### What you will do:
1 - Reproduce the passage of the forum thread on disability benefit evidence that opens with the words containing "What they want to" and closes with "evidence. Good luck.", without changing anything.
2 - Carry on the forum thread about sending disability benefit evidence to DWP from the point where it stops.

(Beginning of Document passage)

    Proud winner of the 2019 empowering others award. This award was given for supporting disabled people and their families for the benefit advice I have given to members here on the community.
  • TaamacTaamac Member Posts: 4 Listener
    I didn't send in any evidence, because I'd already sent off the form before I learned they don't usually contact your doctors, even though they say they do. I did provide my medical file at the assessment, though they didn't look at any of it. I can prepare those to send with the mandatory reconciliation. I'll have to look up what the local welfare rights and law centre are, because I don't recognize them by title, and don't know if there are any in my area. Thank you for the suggestion.
  • poppy123456poppy123456 Member Posts: 22,966 Disability Gamechanger
    It doesn't state on the form that they contact anyone. It does ask for names of GP etc. It does clearly state what to send with the form and it has a list of what they want and don't want to see.

    What they want to see is evidence that states how your conditions affect you. Not letters of a diagnosis etc because this doesn't tell them how you're affected.

    They will very often refuse to accept evidence on the day of the assessment, it happened to me twice and lots of other people too.

    If you ring DWP i wouldn't mention the Mandatory Reconsideration, if you do this before sending the letter then they may go ahead and make a decision on the MR before they receive the letter and evidence. Good luck.

(End of Document passage)
(Beginning of Material shown)

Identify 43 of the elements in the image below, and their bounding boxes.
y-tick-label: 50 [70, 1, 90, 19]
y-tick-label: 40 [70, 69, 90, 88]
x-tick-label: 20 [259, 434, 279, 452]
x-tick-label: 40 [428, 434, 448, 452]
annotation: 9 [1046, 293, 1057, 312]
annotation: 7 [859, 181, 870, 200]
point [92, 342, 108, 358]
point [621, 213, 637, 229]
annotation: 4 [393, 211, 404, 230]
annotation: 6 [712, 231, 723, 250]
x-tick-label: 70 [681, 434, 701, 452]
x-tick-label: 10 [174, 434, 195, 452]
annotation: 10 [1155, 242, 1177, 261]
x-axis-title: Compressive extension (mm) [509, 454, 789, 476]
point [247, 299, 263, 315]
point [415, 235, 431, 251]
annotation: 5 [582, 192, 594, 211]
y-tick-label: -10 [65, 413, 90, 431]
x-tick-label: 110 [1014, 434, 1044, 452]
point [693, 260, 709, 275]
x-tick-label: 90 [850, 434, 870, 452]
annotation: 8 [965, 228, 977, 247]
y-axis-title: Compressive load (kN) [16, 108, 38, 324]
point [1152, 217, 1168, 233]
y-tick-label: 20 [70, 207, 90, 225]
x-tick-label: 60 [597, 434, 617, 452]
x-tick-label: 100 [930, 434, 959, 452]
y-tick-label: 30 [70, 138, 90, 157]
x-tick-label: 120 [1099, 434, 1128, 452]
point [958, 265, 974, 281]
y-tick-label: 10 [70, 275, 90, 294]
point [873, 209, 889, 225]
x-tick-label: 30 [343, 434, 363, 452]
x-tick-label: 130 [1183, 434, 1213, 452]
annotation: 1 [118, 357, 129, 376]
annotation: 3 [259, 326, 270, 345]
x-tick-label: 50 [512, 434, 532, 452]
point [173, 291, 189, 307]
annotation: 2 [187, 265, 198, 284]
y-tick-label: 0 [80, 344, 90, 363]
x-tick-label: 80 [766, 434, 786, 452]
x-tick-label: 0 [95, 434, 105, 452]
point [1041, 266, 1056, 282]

(End of Material shown)

### Responses in order:
1 -
What they want to see is evidence that states how your conditions affect you. Not letters of a diagnosis etc because this doesn't tell them how you're affected.

    They will very often refuse to accept evidence on the day of the assessment, it happened to me twice and lots of other people too.

    If you ring DWP i wouldn't mention the Mandatory Reconsideration, if you do this before sending the letter then they may go ahead and make a decision on the MR before they receive the letter and evidence. Good luck.

2 -
    Proud winner of the 2019 empowering others award. This award was given for supporting disabled people and their families for the benefit advice I have given to members here on the community.
  • YadnadYadnad Posts: 2,856 Member
    It doesn't state on the form that they contact anyone. It does ask for names of GP etc. It does clearly state what to send with the form and it has a list of what they want and don't want to see. 
    I see that the DWP have quietly changed the PIP2 form once again. It no longer describes what evidence they don't want to see and they have now changed the wording about evidence they would like to see.
    They have removed the bit about the claimant should not ask for evidence nor pay for it - instead they say that it should just be evidence that you already have. 
    Leaving the claimant with the 'suggestion' that they should get evidence together and be asking for it and possibly paying for it without actually telling them to do so. Very crafty in my opinion in now failing to give a clear direction for the claimant

    https://www.kdc.org.uk/wp-content/uploads/file/Claim Form - How your disability affects you.pdf
  • April2018momApril2018mom Posts: 2,869 Member
    Welcome to the community 

    On the forms I provided a lot of information. I told them all about his limitations and described a typical day for our family too. I also wrote a lot about the appointments and therapy sessions as well. I explained what he needs help with.
    I made photocopies of his medical reports and letters from the doctors and therapists involved with his care. In the end I learned that we had been awarded higher rate mobility and middle rate care. 
    My recommendation is to be as detailed as possible. Give them a good idea of how your lives are impacted by the diagnosis and disability too. Answer questions properly. 
  • April2018momApril2018mom Posts: 2,869 Member
    Yadnad said:
    It doesn't state on the form that they contact anyone. It does ask for names of GP etc. It does clearly state what to send with the form and it has a list of what they want and don't want to see. 
    I see that the DWP have quietly changed the PIP2 form once again. It no longer describes what evidence they don't want to see and they have now changed the wording about evidence they would like to see.
    They have removed the bit about the claimant should not ask for evidence nor pay for it - instead they say that it should just be evidence that you already have.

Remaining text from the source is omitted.